(TASK PROMPT)
Copy every line in which the string "annotation" occurs.

(Data entries for graphics)
◆ ◆ ◆ ◆
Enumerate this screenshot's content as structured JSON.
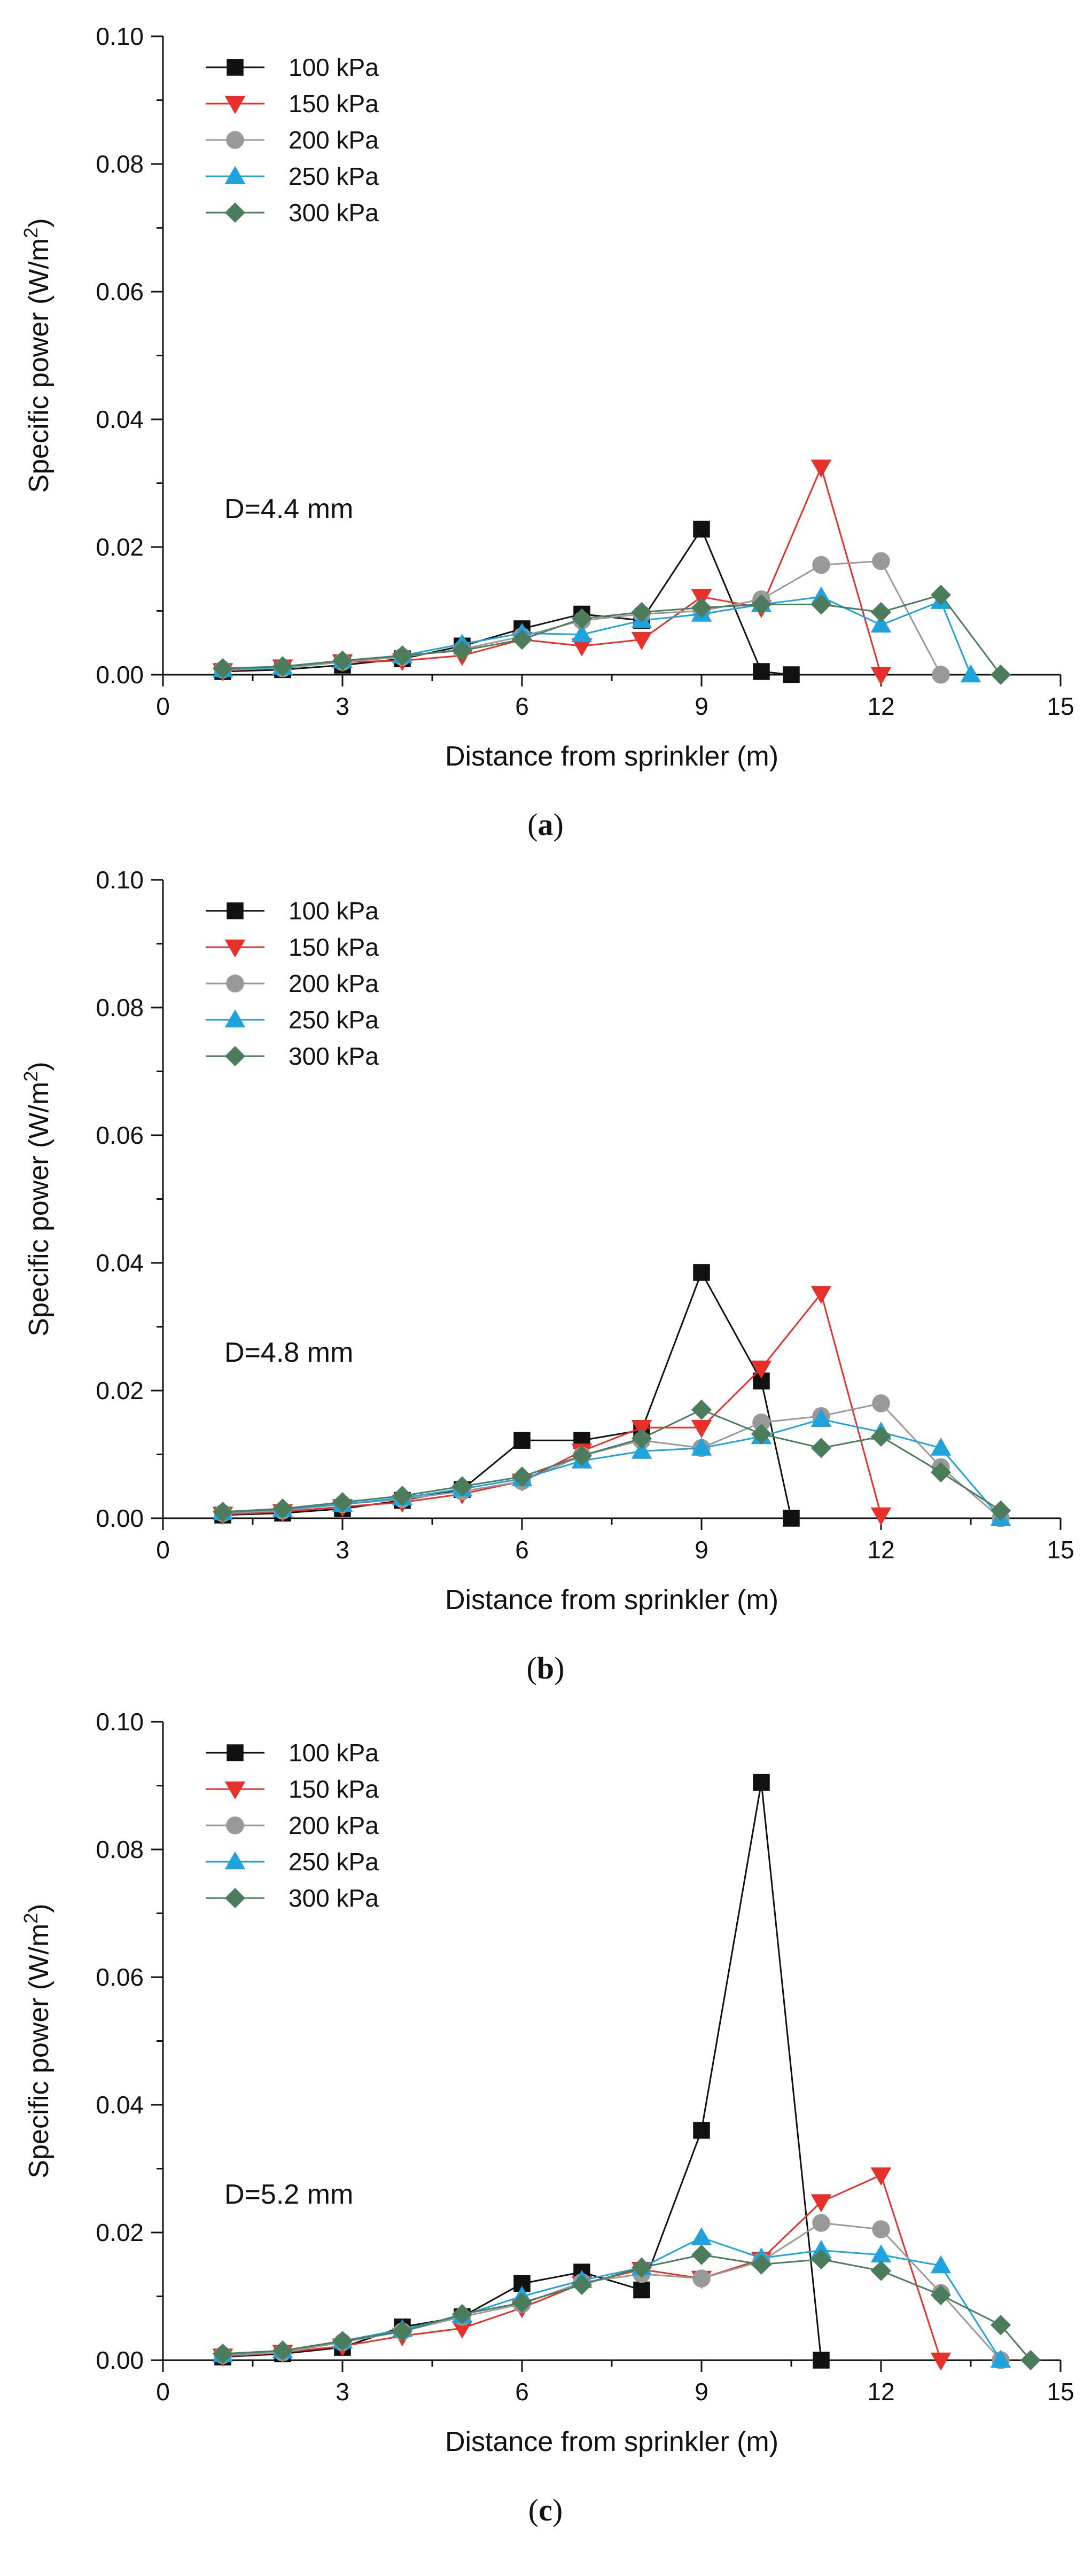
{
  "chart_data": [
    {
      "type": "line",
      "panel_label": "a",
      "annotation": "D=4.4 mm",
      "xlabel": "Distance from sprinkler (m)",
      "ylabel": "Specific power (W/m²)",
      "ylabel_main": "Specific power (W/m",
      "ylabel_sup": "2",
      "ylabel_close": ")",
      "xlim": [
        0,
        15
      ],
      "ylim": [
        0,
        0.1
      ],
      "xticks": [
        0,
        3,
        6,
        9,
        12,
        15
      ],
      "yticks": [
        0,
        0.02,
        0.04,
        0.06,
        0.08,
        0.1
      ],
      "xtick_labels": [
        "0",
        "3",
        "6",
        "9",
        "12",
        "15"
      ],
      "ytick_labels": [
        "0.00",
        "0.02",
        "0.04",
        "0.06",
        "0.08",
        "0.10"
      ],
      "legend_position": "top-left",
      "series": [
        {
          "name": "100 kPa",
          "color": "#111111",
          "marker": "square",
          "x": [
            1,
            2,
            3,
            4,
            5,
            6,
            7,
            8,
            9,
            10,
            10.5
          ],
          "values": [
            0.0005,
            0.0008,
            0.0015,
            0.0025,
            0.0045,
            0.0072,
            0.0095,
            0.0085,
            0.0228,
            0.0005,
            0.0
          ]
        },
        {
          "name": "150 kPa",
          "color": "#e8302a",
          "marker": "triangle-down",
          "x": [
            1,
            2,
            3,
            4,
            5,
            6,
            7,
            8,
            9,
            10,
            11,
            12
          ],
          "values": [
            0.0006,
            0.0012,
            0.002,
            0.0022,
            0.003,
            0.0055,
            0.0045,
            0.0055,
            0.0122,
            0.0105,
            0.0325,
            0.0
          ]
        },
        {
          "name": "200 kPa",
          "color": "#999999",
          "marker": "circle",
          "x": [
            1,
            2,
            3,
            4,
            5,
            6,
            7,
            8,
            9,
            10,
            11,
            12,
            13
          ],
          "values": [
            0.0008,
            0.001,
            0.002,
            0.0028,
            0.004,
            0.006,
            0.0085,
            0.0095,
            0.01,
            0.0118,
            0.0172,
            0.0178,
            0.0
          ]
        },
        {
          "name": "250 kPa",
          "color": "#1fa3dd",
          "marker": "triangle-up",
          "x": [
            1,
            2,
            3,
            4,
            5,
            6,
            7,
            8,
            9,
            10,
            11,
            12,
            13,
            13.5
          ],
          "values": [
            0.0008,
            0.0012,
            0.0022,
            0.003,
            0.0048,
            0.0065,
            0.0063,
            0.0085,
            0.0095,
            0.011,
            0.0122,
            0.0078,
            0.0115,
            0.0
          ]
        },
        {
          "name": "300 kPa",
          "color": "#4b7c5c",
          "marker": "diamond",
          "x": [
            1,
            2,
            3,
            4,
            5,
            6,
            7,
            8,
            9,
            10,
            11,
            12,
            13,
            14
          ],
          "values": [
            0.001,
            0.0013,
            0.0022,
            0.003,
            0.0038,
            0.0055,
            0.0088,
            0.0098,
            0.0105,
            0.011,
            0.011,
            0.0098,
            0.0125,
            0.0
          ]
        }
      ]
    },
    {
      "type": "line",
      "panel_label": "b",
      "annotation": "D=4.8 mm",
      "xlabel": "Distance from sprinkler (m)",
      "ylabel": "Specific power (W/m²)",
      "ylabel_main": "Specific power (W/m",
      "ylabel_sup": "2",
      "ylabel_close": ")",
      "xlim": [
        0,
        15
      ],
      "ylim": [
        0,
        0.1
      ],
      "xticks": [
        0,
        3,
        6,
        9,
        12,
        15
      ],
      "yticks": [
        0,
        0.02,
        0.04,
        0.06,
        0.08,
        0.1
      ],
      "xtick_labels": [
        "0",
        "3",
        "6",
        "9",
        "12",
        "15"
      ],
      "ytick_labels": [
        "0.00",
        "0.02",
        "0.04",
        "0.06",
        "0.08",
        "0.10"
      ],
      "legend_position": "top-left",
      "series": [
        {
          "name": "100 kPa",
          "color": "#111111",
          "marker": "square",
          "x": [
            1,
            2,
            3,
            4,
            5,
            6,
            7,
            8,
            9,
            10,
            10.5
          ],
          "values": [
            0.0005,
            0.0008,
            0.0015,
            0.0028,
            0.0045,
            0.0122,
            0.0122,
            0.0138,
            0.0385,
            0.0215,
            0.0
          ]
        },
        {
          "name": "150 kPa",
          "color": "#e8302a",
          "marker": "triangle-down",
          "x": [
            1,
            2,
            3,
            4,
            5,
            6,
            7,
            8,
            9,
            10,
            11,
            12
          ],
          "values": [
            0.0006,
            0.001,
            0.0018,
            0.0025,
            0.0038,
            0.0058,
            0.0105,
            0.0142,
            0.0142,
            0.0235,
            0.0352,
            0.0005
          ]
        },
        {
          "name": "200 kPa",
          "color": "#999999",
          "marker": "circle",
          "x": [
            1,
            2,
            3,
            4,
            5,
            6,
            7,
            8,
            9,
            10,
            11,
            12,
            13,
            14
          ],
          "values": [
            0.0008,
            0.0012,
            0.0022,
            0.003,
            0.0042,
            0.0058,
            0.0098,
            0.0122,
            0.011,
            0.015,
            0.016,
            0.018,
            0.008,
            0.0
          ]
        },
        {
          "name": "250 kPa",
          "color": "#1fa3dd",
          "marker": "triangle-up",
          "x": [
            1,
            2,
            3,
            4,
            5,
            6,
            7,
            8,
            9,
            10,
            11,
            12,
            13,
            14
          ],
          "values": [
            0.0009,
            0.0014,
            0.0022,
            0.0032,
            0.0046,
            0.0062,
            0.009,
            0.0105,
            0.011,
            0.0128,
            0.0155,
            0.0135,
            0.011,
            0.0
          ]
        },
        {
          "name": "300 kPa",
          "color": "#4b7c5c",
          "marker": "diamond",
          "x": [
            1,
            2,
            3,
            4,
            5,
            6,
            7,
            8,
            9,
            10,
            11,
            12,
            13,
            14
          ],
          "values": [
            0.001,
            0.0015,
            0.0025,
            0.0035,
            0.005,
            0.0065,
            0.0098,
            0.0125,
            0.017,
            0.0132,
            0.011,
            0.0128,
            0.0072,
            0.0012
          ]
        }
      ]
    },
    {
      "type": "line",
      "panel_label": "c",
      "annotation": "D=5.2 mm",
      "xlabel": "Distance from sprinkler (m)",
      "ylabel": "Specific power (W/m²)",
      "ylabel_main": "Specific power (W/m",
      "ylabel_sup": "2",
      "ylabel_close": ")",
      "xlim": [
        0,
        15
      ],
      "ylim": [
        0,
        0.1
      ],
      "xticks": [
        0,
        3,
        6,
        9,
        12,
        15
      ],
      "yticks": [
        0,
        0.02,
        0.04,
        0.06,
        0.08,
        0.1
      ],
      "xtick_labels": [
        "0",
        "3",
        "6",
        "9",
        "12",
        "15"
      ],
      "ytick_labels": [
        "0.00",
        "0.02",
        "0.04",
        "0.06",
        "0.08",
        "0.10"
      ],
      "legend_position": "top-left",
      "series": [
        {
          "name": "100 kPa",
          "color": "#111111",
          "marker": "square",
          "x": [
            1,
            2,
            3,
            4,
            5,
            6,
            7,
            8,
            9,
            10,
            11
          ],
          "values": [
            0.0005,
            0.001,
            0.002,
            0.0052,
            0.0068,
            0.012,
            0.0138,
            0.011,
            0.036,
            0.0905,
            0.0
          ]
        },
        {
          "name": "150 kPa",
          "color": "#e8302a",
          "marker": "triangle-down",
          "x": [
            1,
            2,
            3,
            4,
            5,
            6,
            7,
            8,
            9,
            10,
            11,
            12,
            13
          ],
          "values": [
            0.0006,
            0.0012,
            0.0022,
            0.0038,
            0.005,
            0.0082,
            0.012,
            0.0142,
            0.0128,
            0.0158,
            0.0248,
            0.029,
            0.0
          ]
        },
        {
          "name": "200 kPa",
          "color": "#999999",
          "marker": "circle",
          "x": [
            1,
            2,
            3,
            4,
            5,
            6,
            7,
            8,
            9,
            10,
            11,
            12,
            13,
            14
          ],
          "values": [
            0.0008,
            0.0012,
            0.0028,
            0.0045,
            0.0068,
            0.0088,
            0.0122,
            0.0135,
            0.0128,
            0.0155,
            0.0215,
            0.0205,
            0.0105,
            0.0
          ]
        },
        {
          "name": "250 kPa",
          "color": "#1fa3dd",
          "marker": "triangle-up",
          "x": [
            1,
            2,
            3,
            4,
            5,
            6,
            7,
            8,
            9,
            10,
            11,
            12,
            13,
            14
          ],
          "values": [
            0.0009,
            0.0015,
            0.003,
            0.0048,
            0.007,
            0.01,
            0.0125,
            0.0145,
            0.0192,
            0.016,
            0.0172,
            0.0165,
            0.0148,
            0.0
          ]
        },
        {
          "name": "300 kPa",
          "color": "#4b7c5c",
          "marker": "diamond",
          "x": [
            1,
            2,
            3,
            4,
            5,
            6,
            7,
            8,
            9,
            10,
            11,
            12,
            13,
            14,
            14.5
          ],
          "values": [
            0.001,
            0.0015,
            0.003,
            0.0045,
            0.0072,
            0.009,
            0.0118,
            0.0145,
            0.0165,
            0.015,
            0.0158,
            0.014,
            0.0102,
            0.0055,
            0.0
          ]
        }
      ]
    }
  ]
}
◆ ◆ ◆ ◆
(REPLY)
      "annotation": "D=4.4 mm",
      "annotation": "D=4.8 mm",
      "annotation": "D=5.2 mm",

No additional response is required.